▶ [DATA FOR THE TASK]
** START **

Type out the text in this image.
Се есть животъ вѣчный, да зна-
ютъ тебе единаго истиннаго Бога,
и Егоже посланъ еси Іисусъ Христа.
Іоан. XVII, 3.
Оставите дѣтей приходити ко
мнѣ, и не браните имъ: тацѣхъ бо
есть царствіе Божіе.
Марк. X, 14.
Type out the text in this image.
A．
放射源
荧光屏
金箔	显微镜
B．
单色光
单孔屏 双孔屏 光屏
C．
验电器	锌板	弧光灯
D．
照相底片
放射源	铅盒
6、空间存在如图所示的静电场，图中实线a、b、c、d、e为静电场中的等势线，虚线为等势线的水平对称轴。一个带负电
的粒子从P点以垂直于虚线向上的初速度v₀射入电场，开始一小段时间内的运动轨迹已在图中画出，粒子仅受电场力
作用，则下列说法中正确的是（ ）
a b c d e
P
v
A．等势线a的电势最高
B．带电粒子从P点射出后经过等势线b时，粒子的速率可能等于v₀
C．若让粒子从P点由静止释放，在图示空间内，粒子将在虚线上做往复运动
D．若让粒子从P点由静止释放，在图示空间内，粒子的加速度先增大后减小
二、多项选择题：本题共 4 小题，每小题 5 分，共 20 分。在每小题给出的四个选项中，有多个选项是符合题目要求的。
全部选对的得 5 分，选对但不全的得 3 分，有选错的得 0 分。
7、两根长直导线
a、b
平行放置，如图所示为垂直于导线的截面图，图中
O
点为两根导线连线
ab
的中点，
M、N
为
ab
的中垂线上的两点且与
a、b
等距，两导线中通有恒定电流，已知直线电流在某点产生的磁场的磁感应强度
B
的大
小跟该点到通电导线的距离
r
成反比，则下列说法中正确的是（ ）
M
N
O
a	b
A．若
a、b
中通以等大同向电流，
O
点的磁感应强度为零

** END **

▶ [EXERCISE INSTRUCTIONS] Repeat all the entries word for word.

▶ [SOLUTION TO THE EXERCISE]
Type out the text in this image.
Се есть животъ вѣчный, да зна-
ютъ тебе единаго истиннаго Бога,
и Егоже посланъ еси Іисусъ Христа.
Іоан. XVII, 3.
Оставите дѣтей приходити ко
мнѣ, и не браните имъ: тацѣхъ бо
есть царствіе Божіе.
Марк. X, 14.
Type out the text in this image.
A．
放射源
荧光屏
金箔	显微镜
B．
单色光
单孔屏 双孔屏 光屏
C．
验电器	锌板	弧光灯
D．
照相底片
放射源	铅盒
6、空间存在如图所示的静电场，图中实线a、b、c、d、e为静电场中的等势线，虚线为等势线的水平对称轴。一个带负电
的粒子从P点以垂直于虚线向上的初速度v₀射入电场，开始一小段时间内的运动轨迹已在图中画出，粒子仅受电场力
作用，则下列说法中正确的是（ ）
a b c d e
P
v
A．等势线a的电势最高
B．带电粒子从P点射出后经过等势线b时，粒子的速率可能等于v₀
C．若让粒子从P点由静止释放，在图示空间内，粒子将在虚线上做往复运动
D．若让粒子从P点由静止释放，在图示空间内，粒子的加速度先增大后减小
二、多项选择题：本题共 4 小题，每小题 5 分，共 20 分。在每小题给出的四个选项中，有多个选项是符合题目要求的。
全部选对的得 5 分，选对但不全的得 3 分，有选错的得 0 分。
7、两根长直导线
a、b
平行放置，如图所示为垂直于导线的截面图，图中
O
点为两根导线连线
ab
的中点，
M、N
为
ab
的中垂线上的两点且与
a、b
等距，两导线中通有恒定电流，已知直线电流在某点产生的磁场的磁感应强度
B
的大
小跟该点到通电导线的距离
r
成反比，则下列说法中正确的是（ ）
M
N
O
a	b
A．若
a、b
中通以等大同向电流，
O
点的磁感应强度为零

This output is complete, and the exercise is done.